▶ [Job 1]: Return, without any change, everything in the records from their first line down to the line containing "dim-bath-door: 760 [354, 222, 366, 229]", with both of those lines included.

▶ [Text excerpt]:
Nick Broomhall sits on his production desk holding his blue Kiesel guitar.

Translating an idea from one’s mind onto the guitar can be a challenging process. It’s one Nick Broomhall knows all too well. His Thick Riff Thursday videos – where he aims to churn out a cool guitar idea within an hour – see him navigating the challenge in real-time, baring all to his sizeable audience.

“It never really turns out exactly how I imagined it in my head,” Broomhall admits. “But usually, when I’m humming those ideas, I have a vision for it on the fretboard. I think the relationship between my imagination and the instrument is the most important part.”

Fostering that relationship centers on establishing a solid foundation.“Learning the songs and the riffs that you love will get you the vocabulary of all your favorite guitarists, and inevitably, you make that your own,” he says. “It bonds me to my instrument and it helps me form that idea into a recording.

“So when you think, ‘I want this riff to sound like Periphery and a little bit of Dream Theater,’ you have those vocabularies in your head already – you have those shapes and those styles baked into your brain.”

Beyond simply woking on riffs, Broomhall explores why he got excited by pieces of music in the first place.

▶ [Exercise input]:
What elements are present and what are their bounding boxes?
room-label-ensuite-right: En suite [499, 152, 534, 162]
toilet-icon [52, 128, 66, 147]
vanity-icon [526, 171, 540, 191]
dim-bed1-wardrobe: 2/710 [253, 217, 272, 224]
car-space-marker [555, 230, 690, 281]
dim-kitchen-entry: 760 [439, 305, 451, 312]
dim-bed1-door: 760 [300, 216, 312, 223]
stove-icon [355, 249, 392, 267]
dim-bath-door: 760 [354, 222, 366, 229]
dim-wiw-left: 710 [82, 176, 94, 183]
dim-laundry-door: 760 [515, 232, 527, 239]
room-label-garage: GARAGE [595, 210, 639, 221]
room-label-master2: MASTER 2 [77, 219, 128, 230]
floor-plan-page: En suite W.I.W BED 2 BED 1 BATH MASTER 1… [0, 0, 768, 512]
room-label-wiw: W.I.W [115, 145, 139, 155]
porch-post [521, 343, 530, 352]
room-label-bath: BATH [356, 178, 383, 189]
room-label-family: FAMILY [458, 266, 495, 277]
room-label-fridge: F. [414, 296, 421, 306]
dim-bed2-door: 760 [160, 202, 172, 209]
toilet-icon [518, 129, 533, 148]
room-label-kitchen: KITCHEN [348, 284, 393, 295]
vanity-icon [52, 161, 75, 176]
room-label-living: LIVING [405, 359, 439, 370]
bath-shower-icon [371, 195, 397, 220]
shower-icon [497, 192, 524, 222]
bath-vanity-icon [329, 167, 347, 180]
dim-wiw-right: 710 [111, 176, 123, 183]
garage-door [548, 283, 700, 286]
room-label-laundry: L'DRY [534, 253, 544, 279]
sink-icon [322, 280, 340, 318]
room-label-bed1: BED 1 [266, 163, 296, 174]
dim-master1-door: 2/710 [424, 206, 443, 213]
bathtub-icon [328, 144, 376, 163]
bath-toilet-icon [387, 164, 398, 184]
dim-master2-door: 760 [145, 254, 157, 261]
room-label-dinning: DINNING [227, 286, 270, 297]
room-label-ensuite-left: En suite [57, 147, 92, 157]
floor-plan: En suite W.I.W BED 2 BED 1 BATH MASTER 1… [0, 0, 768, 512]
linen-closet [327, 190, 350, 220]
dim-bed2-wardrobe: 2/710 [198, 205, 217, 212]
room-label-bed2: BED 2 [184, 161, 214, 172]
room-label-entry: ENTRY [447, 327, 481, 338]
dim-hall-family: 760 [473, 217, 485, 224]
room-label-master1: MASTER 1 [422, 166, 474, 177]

▶ [Job 2]: Retype the entire Nick Broomhall excerpt word for word.

▶ [Full response 1]:
What elements are present and what are their bounding boxes?
room-label-ensuite-right: En suite [499, 152, 534, 162]
toilet-icon [52, 128, 66, 147]
vanity-icon [526, 171, 540, 191]
dim-bed1-wardrobe: 2/710 [253, 217, 272, 224]
car-space-marker [555, 230, 690, 281]
dim-kitchen-entry: 760 [439, 305, 451, 312]
dim-bed1-door: 760 [300, 216, 312, 223]
stove-icon [355, 249, 392, 267]
dim-bath-door: 760 [354, 222, 366, 229]

▶ [Full response 2]:
Nick Broomhall sits on his production desk holding his blue Kiesel guitar.

Translating an idea from one’s mind onto the guitar can be a challenging process. It’s one Nick Broomhall knows all too well. His Thick Riff Thursday videos – where he aims to churn out a cool guitar idea within an hour – see him navigating the challenge in real-time, baring all to his sizeable audience.

“It never really turns out exactly how I imagined it in my head,” Broomhall admits. “But usually, when I’m humming those ideas, I have a vision for it on the fretboard. I think the relationship between my imagination and the instrument is the most important part.”

Fostering that relationship centers on establishing a solid foundation.“Learning the songs and the riffs that you love will get you the vocabulary of all your favorite guitarists, and inevitably, you make that your own,” he says. “It bonds me to my instrument and it helps me form that idea into a recording.

“So when you think, ‘I want this riff to sound like Periphery and a little bit of Dream Theater,’ you have those vocabularies in your head already – you have those shapes and those styles baked into your brain.”

Beyond simply woking on riffs, Broomhall explores why he got excited by pieces of music in the first place.